Among the records below, find each line that includes the string "text" and copy it.
┌──
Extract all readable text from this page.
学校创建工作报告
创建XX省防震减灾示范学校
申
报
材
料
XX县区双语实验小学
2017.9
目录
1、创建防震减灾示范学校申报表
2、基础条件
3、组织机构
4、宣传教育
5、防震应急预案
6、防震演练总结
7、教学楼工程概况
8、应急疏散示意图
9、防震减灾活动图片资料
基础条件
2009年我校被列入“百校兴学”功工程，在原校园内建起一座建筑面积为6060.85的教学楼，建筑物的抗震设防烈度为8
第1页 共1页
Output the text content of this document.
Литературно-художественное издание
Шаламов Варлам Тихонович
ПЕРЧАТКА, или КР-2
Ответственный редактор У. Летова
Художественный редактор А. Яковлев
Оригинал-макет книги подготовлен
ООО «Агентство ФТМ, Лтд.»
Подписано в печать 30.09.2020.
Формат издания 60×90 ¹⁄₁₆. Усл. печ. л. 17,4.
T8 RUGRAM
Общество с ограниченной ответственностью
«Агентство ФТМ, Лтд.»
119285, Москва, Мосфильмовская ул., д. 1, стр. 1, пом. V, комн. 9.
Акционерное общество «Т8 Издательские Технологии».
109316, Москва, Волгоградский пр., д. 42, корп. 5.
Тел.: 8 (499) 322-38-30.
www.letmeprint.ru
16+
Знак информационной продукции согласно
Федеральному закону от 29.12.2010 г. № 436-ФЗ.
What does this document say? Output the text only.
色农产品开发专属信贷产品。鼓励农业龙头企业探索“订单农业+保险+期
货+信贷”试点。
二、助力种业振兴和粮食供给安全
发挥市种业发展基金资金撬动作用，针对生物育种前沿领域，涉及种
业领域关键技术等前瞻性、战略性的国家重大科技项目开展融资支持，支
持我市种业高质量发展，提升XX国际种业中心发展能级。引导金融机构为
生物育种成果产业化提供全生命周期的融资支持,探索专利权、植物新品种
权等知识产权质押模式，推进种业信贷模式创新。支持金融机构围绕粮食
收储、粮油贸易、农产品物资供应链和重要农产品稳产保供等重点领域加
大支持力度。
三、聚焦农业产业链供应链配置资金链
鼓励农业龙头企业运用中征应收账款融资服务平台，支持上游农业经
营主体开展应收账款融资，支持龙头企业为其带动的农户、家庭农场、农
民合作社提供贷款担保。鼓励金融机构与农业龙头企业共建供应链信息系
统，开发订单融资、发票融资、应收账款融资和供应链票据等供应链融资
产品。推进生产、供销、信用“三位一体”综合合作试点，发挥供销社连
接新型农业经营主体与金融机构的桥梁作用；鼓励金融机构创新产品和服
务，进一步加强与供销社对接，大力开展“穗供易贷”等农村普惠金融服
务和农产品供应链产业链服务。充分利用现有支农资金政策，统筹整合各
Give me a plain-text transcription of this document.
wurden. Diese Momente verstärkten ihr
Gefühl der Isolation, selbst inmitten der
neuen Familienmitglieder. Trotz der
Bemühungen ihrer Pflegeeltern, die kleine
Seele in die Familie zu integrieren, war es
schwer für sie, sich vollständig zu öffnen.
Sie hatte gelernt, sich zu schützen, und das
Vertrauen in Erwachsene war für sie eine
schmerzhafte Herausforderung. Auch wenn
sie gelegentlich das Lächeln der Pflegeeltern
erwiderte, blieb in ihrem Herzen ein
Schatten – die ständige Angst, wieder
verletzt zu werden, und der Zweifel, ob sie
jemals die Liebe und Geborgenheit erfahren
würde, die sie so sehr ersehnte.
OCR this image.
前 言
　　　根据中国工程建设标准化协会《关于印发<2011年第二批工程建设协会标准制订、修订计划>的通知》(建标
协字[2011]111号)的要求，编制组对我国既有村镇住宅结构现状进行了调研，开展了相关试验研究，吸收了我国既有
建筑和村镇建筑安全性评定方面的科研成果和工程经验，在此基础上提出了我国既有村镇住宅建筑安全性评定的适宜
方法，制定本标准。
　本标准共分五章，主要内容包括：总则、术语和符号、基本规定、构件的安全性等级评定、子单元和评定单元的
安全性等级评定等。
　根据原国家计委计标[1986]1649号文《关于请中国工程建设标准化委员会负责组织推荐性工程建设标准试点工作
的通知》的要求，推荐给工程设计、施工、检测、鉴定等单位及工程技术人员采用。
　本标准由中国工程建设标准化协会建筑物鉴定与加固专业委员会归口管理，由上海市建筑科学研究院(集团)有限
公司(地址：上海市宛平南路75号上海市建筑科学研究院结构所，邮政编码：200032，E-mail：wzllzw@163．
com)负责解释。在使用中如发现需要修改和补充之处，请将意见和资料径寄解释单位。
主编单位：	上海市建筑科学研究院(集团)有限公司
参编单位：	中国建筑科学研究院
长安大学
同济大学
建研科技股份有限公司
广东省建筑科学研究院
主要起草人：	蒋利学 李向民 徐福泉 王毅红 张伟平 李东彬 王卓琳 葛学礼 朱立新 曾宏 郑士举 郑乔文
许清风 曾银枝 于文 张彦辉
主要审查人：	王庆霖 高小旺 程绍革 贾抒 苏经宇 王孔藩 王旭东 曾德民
└──
SOLVED EXERCISE:
Extract all readable text from this page.
Output the text content of this document.
What does this document say? Output the text only.
Give me a plain-text transcription of this document.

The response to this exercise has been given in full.